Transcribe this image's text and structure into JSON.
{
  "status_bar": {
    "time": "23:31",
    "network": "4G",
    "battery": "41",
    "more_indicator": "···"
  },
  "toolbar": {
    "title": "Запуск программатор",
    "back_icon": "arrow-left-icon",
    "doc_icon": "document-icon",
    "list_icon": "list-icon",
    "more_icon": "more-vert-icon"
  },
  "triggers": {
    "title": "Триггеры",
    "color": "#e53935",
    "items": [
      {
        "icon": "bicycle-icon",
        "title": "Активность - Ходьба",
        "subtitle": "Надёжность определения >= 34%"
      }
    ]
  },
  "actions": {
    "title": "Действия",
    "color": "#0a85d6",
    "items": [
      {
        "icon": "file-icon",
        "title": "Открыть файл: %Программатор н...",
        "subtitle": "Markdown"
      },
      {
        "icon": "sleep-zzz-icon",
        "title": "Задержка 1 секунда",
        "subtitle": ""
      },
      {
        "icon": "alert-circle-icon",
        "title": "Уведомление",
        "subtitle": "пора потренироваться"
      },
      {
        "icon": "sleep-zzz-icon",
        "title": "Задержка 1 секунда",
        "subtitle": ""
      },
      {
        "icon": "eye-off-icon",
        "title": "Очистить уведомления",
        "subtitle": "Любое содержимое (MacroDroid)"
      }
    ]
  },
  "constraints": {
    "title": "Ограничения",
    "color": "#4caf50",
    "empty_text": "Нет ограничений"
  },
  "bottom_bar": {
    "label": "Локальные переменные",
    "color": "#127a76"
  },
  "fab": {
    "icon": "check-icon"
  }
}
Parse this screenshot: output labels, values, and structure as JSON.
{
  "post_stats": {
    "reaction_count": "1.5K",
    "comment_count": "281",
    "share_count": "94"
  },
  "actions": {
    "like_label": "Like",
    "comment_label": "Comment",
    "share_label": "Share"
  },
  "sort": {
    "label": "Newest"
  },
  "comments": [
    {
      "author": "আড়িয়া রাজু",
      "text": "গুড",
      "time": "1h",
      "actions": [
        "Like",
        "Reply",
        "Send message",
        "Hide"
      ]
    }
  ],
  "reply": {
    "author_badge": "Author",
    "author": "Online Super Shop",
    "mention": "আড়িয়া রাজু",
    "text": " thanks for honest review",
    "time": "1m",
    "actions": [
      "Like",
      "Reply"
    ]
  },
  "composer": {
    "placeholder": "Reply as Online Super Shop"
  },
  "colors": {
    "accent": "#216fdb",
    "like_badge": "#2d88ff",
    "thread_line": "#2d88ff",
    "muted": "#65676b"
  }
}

########################################

### Instruction
From the records above, work out how many lines contain the string "icon". Give only the number.

### Correct response
11